— Start of INPUT FOR THIS TASK —

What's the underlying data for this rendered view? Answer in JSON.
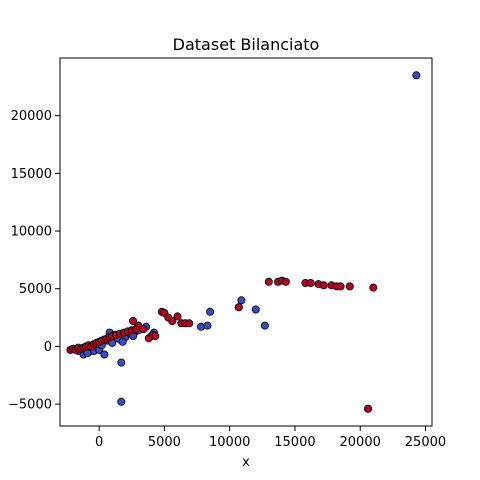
{
  "chart_data": {
    "type": "scatter",
    "title": "Dataset Bilanciato",
    "xlabel": "x",
    "ylabel": "",
    "xlim": [
      -3000,
      25500
    ],
    "ylim": [
      -6900,
      25000
    ],
    "xticks": [
      0,
      5000,
      10000,
      15000,
      20000,
      25000
    ],
    "yticks": [
      -5000,
      0,
      5000,
      10000,
      15000,
      20000
    ],
    "grid": false,
    "colors": {
      "class_0": "#3b4cc0",
      "class_1": "#b40426",
      "edge": "#000000"
    },
    "series": [
      {
        "color": "#3b4cc0",
        "x": [
          24300,
          1700,
          1700,
          10900,
          8500,
          12000,
          12700,
          7800,
          8300,
          10700,
          -1200,
          -800,
          -400,
          0,
          400,
          800,
          1200,
          1600,
          2000,
          2400,
          2800,
          3200,
          3600,
          4000,
          4200,
          -1600,
          -900,
          -300,
          200,
          600,
          1000,
          1400,
          1800,
          2600,
          3000,
          20600
        ],
        "y": [
          23500,
          -1400,
          -4800,
          4000,
          3000,
          3200,
          1800,
          1700,
          1800,
          3400,
          -700,
          -500,
          -400,
          -300,
          -700,
          1200,
          1000,
          600,
          800,
          1100,
          1300,
          1500,
          1700,
          900,
          1200,
          -400,
          -600,
          200,
          100,
          500,
          300,
          700,
          400,
          900,
          1400,
          -5400
        ]
      },
      {
        "color": "#b40426",
        "x": [
          20600,
          21000,
          13000,
          13700,
          14000,
          14300,
          15800,
          16200,
          16800,
          17200,
          17800,
          18200,
          18500,
          19200,
          10700,
          4800,
          5000,
          5300,
          5600,
          6000,
          6300,
          6600,
          6900,
          2600,
          3000,
          3400,
          3800,
          4100,
          4300,
          -2200,
          -2000,
          -1800,
          -1600,
          -1400,
          -1200,
          -1000,
          -800,
          -600,
          -400,
          -200,
          0,
          200,
          400,
          600,
          800,
          1000,
          1300,
          1600,
          1900,
          2200,
          2500,
          2800
        ],
        "y": [
          -5400,
          5100,
          5600,
          5600,
          5700,
          5600,
          5500,
          5500,
          5400,
          5300,
          5300,
          5200,
          5200,
          5200,
          3400,
          3000,
          2900,
          2500,
          2200,
          2600,
          2000,
          2000,
          2000,
          2200,
          1800,
          1500,
          700,
          1000,
          900,
          -300,
          -200,
          -300,
          -100,
          -200,
          -100,
          0,
          100,
          0,
          200,
          300,
          400,
          500,
          600,
          700,
          800,
          900,
          1000,
          1100,
          1200,
          1300,
          1400,
          1500
        ]
      }
    ]
  }
}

— End of INPUT FOR THIS TASK —

▶ **EXERCISE BRIEF**:
Without the images, write out each line of the data verbatim.

▶ **TASK OUTPUT**:
What's the underlying data for this rendered view? Answer in JSON.
{
  "chart_data": {
    "type": "scatter",
    "title": "Dataset Bilanciato",
    "xlabel": "x",
    "ylabel": "",
    "xlim": [
      -3000,
      25500
    ],
    "ylim": [
      -6900,
      25000
    ],
    "xticks": [
      0,
      5000,
      10000,
      15000,
      20000,
      25000
    ],
    "yticks": [
      -5000,
      0,
      5000,
      10000,
      15000,
      20000
    ],
    "grid": false,
    "colors": {
      "class_0": "#3b4cc0",
      "class_1": "#b40426",
      "edge": "#000000"
    },
    "series": [
      {
        "color": "#3b4cc0",
        "x": [
          24300,
          1700,
          1700,
          10900,
          8500,
          12000,
          12700,
          7800,
          8300,
          10700,
          -1200,
          -800,
          -400,
          0,
          400,
          800,
          1200,
          1600,
          2000,
          2400,
          2800,
          3200,
          3600,
          4000,
          4200,
          -1600,
          -900,
          -300,
          200,
          600,
          1000,
          1400,
          1800,
          2600,
          3000,
          20600
        ],
        "y": [
          23500,
          -1400,
          -4800,
          4000,
          3000,
          3200,
          1800,
          1700,
          1800,
          3400,
          -700,
          -500,
          -400,
          -300,
          -700,
          1200,
          1000,
          600,
          800,
          1100,
          1300,
          1500,
          1700,
          900,
          1200,
          -400,
          -600,
          200,
          100,
          500,
          300,
          700,
          400,
          900,
          1400,
          -5400
        ]
      },
      {
        "color": "#b40426",
        "x": [
          20600,
          21000,
          13000,
          13700,
          14000,
          14300,
          15800,
          16200,
          16800,
          17200,
          17800,
          18200,
          18500,
          19200,
          10700,
          4800,
          5000,
          5300,
          5600,
          6000,
          6300,
          6600,
          6900,
          2600,
          3000,
          3400,
          3800,
          4100,
          4300,
          -2200,
          -2000,
          -1800,
          -1600,
          -1400,
          -1200,
          -1000,
          -800,
          -600,
          -400,
          -200,
          0,
          200,
          400,
          600,
          800,
          1000,
          1300,
          1600,
          1900,
          2200,
          2500,
          2800
        ],
        "y": [
          -5400,
          5100,
          5600,
          5600,
          5700,
          5600,
          5500,
          5500,
          5400,
          5300,
          5300,
          5200,
          5200,
          5200,
          3400,
          3000,
          2900,
          2500,
          2200,
          2600,
          2000,
          2000,
          2000,
          2200,
          1800,
          1500,
          700,
          1000,
          900,
          -300,
          -200,
          -300,
          -100,
          -200,
          -100,
          0,
          100,
          0,
          200,
          300,
          400,
          500,
          600,
          700,
          800,
          900,
          1000,
          1100,
          1200,
          1300,
          1400,
          1500
        ]
      }
    ]
  }
}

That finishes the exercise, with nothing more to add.